Data lines:
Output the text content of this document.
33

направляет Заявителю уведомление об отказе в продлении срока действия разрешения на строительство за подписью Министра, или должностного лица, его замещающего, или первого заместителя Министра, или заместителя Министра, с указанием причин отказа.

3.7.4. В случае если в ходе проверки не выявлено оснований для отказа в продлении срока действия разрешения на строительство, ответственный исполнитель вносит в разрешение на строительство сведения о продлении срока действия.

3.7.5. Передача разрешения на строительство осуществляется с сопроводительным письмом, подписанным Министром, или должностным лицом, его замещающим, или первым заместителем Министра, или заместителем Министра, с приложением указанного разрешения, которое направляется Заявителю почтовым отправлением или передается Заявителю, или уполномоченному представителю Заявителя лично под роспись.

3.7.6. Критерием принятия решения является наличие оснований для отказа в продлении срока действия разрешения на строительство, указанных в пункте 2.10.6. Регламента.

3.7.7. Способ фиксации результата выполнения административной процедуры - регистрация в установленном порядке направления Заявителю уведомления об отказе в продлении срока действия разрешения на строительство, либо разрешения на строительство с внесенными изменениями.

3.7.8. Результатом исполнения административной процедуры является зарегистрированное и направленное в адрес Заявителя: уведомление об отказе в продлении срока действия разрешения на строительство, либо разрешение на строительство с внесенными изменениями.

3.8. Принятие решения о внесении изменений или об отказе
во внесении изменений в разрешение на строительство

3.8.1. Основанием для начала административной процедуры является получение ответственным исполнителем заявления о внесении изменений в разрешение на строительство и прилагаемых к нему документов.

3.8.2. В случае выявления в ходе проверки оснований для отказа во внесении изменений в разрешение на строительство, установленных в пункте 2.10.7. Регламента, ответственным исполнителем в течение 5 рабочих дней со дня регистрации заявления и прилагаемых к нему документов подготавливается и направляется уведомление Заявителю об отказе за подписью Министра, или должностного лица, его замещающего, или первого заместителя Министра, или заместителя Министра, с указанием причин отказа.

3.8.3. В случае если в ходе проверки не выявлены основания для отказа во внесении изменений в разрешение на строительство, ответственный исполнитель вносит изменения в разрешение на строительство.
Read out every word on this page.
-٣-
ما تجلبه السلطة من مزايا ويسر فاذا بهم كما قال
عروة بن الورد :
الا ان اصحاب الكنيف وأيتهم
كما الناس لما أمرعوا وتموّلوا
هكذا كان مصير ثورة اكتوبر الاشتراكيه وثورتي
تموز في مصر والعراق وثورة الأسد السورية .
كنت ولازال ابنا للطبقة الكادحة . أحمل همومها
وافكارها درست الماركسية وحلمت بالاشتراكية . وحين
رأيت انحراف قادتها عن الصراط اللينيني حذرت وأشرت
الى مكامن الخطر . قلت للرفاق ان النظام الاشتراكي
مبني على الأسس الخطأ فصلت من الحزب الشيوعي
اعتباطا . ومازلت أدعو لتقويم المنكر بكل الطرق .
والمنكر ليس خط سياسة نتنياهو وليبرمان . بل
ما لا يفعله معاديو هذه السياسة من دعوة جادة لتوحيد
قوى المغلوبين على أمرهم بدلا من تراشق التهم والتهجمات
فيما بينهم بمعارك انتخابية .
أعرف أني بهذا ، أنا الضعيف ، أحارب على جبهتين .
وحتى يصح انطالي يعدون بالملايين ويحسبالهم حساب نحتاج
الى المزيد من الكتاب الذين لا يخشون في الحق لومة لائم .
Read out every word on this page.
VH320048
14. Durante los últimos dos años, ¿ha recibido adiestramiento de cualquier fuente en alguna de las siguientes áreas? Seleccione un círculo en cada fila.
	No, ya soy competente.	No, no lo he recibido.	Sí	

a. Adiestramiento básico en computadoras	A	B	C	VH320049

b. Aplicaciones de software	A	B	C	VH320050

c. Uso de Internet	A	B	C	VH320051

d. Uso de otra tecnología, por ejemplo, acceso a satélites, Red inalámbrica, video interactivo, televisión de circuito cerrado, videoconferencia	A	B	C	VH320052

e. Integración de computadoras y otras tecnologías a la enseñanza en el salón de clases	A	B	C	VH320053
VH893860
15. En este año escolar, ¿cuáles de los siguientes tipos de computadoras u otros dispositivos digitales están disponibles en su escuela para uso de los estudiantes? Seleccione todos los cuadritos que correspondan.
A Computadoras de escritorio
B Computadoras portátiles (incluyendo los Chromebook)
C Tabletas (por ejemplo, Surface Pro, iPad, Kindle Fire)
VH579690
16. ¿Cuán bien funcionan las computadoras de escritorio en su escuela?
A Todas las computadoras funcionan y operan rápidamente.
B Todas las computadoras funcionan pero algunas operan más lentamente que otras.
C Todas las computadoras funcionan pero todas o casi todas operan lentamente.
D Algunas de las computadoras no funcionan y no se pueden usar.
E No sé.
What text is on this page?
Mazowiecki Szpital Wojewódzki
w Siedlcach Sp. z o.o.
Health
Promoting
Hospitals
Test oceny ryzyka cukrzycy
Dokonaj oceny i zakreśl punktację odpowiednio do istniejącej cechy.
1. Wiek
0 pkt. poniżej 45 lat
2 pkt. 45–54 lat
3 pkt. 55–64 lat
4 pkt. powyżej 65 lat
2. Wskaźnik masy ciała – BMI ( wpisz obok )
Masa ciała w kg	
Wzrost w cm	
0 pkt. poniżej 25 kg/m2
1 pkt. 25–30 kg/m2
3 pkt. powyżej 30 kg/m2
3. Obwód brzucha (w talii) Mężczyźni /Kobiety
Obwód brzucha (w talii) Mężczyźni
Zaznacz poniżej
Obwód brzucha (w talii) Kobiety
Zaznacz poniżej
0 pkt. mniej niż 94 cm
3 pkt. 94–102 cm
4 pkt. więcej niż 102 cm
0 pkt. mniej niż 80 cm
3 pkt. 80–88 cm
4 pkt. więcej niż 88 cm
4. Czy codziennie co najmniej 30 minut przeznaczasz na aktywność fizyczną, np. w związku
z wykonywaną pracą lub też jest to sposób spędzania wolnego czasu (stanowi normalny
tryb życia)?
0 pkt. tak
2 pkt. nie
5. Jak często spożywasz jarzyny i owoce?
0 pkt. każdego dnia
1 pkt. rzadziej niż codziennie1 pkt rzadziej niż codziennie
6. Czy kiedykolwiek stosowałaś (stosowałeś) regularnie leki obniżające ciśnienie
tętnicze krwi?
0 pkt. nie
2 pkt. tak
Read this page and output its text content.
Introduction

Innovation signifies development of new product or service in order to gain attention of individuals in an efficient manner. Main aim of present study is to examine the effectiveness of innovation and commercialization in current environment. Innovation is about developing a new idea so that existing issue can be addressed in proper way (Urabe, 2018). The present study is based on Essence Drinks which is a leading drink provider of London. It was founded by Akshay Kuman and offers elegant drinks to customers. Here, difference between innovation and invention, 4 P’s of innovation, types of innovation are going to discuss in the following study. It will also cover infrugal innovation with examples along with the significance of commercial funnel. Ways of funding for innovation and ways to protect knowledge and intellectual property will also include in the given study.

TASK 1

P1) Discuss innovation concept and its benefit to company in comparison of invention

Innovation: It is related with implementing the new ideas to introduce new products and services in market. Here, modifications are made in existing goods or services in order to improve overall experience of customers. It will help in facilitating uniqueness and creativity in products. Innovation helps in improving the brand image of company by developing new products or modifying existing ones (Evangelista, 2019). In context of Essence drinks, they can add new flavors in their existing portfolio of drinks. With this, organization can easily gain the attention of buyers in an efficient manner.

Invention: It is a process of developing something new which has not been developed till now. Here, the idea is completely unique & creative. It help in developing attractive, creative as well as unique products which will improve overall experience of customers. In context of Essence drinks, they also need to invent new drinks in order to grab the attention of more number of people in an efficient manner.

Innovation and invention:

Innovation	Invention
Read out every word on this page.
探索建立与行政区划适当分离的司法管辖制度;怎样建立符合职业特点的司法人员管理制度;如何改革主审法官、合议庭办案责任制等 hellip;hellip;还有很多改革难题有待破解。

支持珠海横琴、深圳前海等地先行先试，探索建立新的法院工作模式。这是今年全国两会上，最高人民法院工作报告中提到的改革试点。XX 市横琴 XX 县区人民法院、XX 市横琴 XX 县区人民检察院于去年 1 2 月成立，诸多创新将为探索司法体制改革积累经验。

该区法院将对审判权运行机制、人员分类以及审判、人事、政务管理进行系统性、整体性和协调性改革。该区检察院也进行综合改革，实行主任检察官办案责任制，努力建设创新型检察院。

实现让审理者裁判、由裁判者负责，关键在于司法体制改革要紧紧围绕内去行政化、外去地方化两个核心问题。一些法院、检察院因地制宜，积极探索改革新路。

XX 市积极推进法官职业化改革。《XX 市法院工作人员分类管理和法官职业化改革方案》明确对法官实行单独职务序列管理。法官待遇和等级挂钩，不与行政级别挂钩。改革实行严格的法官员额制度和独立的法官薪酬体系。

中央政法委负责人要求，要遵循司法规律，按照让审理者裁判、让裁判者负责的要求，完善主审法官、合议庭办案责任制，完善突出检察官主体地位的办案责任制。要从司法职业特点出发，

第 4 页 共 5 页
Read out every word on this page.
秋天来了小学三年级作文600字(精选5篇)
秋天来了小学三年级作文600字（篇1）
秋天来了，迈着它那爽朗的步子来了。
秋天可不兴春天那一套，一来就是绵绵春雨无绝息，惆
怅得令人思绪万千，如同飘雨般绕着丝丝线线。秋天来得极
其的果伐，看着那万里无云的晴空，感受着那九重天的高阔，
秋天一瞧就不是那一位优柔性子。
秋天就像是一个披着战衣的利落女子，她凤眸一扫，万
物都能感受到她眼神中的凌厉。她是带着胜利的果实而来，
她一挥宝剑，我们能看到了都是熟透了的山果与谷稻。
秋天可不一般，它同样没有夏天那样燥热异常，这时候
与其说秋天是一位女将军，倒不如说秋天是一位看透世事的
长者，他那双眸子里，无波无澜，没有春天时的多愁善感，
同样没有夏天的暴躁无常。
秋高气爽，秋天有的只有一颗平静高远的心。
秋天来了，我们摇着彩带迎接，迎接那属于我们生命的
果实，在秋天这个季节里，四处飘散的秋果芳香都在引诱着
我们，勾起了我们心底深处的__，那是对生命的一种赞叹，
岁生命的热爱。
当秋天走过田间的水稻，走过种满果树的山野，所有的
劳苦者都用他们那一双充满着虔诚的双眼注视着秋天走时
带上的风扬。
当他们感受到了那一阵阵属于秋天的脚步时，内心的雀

Task to complete: Copy out each line of the listing that holds "ответственным".

Answer for this exercise:
3.8.1. Основанием для начала административной процедуры является получение ответственным исполнителем заявления о внесении изменений в разрешение на строительство и прилагаемых к нему документов.
3.8.2. В случае выявления в ходе проверки оснований для отказа во внесении изменений в разрешение на строительство, установленных в пункте 2.10.7. Регламента, ответственным исполнителем в течение 5 рабочих дней со дня регистрации заявления и прилагаемых к нему документов подготавливается и направляется уведомление Заявителю об отказе за подписью Министра, или должностного лица, его замещающего, или первого заместителя Министра, или заместителя Министра, с указанием причин отказа.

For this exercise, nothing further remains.